- _Stated exercise_
Draw out every line with the word "Field" from the listing below.

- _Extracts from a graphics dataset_
-- start --

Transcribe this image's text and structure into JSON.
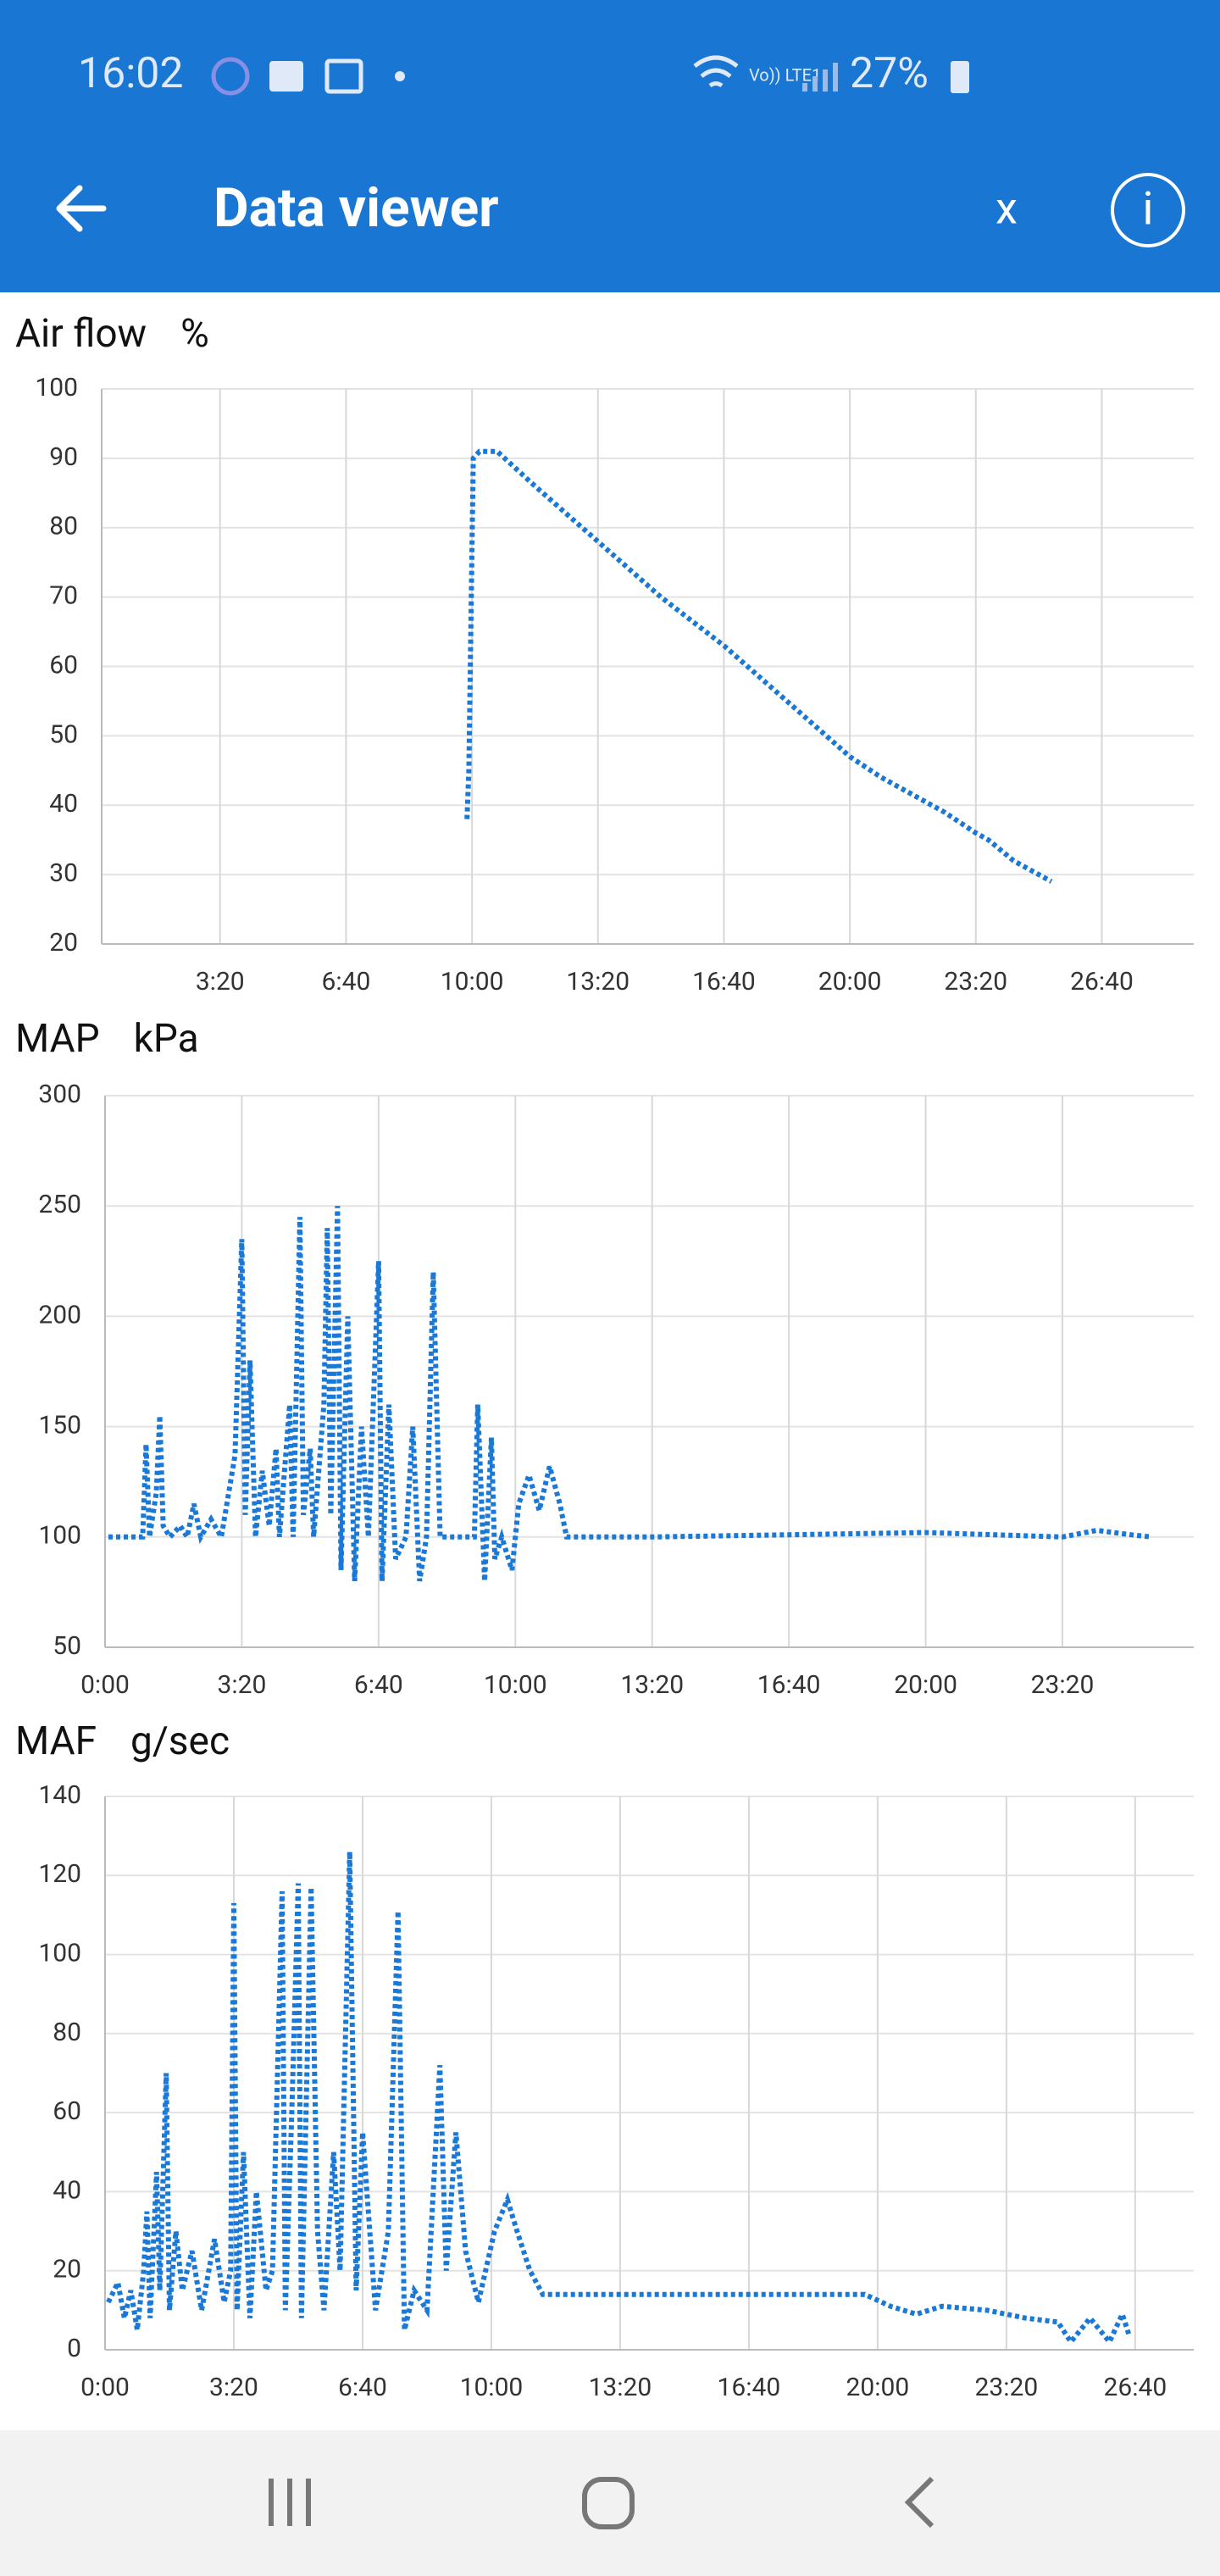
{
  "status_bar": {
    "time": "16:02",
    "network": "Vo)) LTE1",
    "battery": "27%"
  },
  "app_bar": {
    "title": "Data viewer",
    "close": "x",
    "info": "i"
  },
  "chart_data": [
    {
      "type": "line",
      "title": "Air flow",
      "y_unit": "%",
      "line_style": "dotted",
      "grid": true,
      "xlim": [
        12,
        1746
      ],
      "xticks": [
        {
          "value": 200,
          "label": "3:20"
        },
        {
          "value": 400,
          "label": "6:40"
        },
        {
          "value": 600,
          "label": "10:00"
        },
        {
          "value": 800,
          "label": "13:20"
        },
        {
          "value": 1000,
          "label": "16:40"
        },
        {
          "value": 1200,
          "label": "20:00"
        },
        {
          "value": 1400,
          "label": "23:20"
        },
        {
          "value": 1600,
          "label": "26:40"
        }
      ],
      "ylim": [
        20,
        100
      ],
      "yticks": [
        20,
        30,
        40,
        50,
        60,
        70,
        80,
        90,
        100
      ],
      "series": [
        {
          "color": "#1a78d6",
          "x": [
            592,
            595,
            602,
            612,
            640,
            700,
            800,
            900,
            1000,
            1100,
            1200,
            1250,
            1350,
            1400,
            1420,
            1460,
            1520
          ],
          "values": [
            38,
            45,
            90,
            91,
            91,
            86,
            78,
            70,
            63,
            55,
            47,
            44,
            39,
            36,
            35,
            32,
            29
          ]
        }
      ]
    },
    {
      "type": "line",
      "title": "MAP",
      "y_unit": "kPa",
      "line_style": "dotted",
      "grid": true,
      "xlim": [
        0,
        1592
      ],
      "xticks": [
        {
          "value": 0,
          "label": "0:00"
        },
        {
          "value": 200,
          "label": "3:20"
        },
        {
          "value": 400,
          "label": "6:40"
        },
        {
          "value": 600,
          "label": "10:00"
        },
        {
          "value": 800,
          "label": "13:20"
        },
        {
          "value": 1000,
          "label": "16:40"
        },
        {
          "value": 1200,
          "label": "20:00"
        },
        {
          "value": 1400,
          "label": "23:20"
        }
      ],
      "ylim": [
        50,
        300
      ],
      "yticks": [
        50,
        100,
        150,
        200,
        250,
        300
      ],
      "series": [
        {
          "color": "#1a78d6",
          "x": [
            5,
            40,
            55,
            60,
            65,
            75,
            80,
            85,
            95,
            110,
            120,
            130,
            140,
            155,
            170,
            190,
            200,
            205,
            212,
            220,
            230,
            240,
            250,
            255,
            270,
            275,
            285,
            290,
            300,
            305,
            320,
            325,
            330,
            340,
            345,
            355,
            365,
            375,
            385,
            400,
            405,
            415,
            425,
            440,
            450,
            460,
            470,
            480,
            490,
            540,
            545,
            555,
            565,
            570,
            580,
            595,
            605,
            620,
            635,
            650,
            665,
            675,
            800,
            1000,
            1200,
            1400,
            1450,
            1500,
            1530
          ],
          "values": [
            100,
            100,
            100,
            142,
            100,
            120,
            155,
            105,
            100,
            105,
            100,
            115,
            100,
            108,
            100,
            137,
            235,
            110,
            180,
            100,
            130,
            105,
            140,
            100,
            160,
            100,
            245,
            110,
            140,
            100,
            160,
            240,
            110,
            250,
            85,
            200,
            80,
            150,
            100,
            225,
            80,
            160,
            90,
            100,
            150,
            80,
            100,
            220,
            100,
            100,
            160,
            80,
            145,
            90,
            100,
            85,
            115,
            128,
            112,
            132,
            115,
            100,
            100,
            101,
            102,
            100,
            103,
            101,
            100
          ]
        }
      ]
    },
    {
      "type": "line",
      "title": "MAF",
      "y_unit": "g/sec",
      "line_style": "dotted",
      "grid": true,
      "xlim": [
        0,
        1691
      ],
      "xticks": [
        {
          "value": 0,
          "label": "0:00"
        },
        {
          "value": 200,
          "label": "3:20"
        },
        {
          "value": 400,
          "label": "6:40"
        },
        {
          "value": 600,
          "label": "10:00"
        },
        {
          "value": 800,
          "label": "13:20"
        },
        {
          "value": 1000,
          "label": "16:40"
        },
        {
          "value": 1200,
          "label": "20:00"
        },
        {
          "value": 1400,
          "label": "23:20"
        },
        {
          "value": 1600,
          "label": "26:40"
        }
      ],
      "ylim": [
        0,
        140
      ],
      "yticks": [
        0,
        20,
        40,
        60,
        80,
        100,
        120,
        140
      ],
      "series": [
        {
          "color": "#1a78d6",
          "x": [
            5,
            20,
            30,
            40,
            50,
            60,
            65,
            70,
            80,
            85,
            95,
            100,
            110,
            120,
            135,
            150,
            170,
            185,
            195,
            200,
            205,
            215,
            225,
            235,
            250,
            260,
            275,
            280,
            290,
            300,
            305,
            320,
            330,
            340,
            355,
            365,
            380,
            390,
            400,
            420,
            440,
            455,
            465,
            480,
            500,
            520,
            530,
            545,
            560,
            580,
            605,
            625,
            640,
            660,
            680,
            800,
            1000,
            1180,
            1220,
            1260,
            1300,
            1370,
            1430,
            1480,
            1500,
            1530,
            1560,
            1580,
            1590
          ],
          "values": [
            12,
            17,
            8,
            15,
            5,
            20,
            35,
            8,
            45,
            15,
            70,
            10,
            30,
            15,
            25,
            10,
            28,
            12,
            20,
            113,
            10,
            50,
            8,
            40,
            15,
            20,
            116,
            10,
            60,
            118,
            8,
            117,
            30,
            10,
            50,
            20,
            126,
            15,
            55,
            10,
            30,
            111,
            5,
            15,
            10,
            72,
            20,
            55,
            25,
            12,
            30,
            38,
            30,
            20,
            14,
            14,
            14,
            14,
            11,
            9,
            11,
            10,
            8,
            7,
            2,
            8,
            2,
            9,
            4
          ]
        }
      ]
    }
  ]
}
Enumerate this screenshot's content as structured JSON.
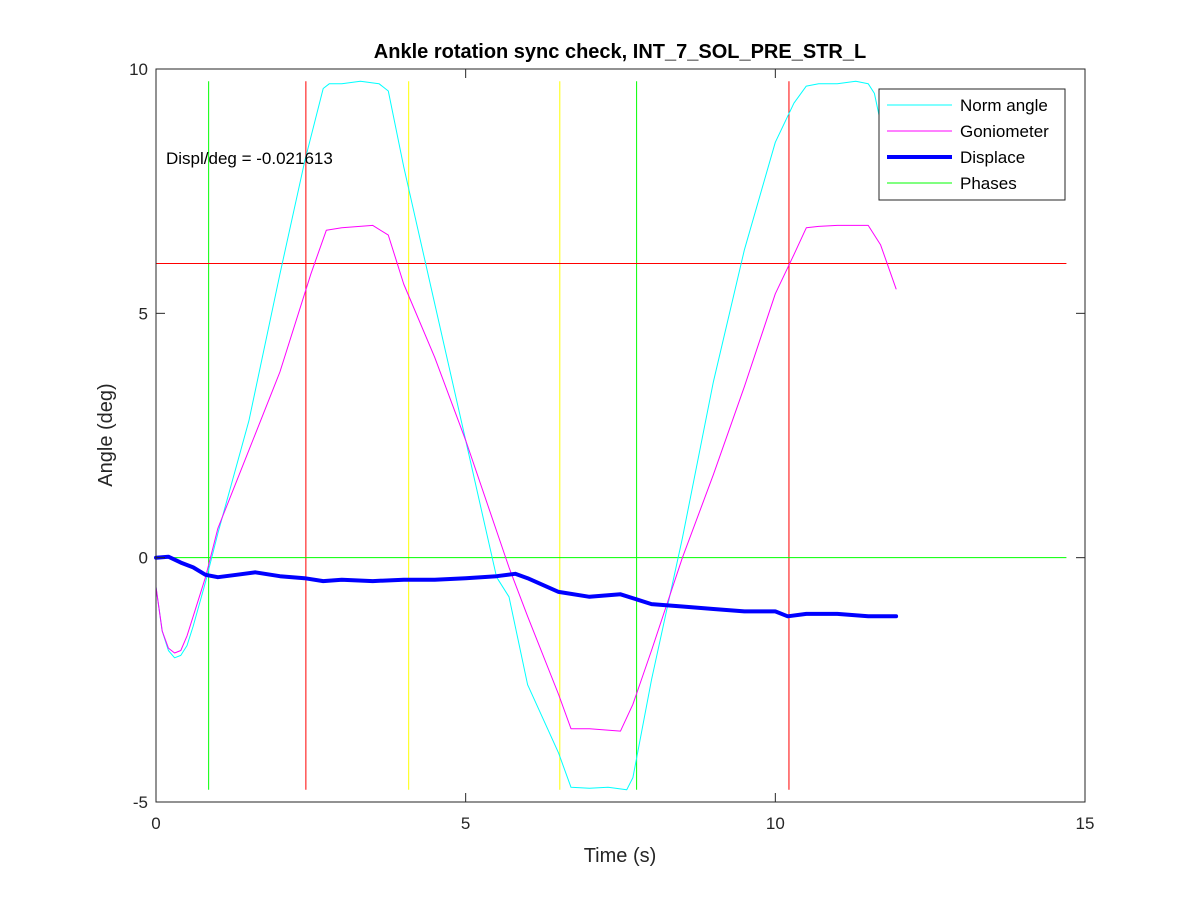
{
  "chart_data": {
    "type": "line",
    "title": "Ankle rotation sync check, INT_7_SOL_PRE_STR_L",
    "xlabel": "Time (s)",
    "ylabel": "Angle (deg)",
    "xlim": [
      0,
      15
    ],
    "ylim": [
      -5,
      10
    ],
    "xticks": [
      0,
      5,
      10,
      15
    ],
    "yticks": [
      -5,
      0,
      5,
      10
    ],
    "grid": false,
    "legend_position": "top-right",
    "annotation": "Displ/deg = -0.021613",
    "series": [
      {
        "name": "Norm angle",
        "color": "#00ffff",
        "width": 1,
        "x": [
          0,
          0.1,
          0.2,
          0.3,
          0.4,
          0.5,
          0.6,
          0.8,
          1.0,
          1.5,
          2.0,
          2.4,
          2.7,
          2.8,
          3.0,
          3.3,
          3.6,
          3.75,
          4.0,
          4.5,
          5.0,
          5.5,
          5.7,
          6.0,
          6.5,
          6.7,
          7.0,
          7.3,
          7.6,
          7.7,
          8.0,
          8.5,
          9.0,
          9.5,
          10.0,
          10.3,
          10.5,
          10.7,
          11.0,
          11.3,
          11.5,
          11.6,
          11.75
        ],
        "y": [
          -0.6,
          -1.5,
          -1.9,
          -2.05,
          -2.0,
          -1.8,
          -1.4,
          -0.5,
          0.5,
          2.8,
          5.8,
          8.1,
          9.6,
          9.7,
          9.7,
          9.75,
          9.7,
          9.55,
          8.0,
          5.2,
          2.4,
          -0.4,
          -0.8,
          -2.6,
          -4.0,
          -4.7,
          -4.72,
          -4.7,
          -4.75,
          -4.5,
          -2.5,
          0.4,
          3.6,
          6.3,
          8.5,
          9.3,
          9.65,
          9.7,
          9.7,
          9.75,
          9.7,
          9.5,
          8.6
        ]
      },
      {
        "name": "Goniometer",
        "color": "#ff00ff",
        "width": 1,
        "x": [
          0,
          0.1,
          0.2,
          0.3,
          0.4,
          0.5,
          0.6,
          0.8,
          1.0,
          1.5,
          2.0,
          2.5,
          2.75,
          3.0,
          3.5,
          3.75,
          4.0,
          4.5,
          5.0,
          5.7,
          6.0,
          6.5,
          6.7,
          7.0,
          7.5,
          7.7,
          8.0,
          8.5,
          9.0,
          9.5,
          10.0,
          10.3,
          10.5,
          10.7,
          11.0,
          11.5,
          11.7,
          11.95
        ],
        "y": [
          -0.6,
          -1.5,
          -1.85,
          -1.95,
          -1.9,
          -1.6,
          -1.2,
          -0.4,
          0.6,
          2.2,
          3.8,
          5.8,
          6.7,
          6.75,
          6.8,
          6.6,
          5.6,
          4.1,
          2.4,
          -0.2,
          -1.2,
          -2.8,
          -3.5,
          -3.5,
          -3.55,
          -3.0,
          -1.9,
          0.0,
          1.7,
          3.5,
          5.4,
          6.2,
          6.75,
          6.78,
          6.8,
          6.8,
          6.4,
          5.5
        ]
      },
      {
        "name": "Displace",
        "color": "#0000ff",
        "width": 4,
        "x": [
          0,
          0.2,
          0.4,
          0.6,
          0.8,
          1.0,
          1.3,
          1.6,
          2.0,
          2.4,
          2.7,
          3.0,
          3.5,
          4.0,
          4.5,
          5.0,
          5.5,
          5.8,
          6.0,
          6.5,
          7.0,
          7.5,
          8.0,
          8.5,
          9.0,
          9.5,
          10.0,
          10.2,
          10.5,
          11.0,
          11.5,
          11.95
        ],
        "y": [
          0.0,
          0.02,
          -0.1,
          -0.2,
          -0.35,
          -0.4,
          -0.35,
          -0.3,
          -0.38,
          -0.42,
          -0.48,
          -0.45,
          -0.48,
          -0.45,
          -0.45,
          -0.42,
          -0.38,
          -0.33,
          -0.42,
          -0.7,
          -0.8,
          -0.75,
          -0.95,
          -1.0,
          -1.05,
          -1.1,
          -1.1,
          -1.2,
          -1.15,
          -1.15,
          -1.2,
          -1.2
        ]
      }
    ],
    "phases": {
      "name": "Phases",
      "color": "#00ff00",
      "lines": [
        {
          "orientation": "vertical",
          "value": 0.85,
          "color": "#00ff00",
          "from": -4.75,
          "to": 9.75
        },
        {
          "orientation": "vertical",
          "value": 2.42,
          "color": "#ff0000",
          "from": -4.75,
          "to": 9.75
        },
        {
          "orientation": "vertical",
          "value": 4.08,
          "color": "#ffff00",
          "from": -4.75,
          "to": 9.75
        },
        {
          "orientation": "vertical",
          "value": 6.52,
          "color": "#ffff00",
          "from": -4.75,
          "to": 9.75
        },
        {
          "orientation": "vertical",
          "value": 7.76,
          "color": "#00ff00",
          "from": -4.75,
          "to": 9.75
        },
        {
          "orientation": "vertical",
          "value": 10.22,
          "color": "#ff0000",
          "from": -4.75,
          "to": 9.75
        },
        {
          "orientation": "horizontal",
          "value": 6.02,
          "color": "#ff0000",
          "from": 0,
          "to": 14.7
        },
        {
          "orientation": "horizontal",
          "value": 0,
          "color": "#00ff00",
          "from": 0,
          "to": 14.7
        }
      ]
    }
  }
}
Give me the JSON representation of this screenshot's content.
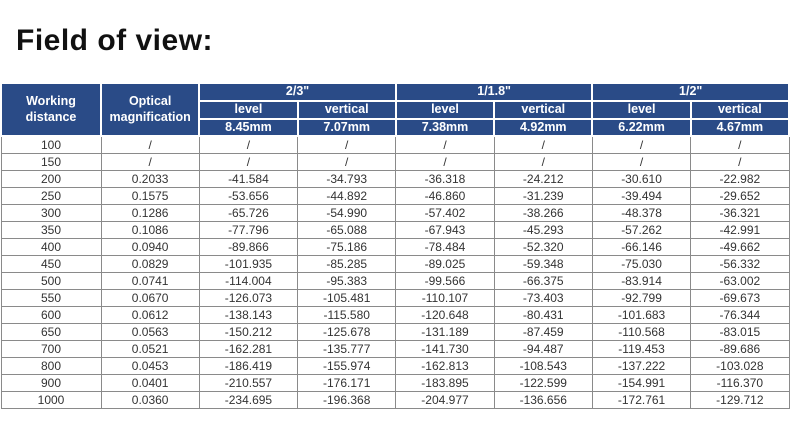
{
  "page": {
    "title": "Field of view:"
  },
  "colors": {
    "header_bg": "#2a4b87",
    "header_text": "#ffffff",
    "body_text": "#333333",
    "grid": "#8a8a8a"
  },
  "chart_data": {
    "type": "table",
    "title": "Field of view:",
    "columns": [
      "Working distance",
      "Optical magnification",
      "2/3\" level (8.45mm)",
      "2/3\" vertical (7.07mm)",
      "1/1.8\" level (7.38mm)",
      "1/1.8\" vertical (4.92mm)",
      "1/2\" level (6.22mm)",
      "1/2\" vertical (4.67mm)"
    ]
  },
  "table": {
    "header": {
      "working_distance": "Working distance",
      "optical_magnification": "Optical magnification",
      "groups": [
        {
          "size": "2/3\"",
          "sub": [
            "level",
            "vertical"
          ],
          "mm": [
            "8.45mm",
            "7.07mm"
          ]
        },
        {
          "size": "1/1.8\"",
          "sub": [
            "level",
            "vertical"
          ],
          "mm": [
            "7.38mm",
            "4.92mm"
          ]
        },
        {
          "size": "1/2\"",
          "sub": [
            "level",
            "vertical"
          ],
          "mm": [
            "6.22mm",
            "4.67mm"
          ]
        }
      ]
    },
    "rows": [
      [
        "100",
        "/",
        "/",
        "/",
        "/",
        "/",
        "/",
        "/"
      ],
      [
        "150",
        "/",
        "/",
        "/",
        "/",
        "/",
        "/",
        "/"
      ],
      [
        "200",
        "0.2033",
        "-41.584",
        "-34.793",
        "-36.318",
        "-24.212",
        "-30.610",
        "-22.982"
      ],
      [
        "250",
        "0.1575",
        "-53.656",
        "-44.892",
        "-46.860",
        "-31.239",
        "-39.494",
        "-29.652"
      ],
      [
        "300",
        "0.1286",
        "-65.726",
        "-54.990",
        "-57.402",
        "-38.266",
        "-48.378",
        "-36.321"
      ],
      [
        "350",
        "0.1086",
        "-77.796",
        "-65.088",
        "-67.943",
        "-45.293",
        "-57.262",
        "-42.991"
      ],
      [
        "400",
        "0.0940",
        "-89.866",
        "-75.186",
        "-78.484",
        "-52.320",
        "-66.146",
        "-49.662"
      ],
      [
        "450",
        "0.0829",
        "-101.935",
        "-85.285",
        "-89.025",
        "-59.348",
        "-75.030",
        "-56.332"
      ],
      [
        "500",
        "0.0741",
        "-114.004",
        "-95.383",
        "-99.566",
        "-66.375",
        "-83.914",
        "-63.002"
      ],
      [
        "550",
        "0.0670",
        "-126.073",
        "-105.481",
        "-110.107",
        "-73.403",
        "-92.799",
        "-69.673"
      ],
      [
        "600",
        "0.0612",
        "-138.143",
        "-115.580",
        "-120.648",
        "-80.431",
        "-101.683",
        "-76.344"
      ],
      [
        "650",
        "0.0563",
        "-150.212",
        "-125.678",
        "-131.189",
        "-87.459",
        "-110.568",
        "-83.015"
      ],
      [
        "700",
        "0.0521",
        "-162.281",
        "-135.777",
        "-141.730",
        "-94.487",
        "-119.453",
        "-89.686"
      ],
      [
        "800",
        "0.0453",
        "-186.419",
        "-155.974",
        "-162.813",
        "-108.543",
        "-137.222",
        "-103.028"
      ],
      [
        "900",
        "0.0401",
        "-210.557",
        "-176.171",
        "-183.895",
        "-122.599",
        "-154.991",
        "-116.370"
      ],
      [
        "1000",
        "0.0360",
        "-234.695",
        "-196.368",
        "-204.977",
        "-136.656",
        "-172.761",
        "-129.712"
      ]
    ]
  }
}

-- end --

- _Answer for the task_
    "title": "Field of view:"
    "title": "Field of view:",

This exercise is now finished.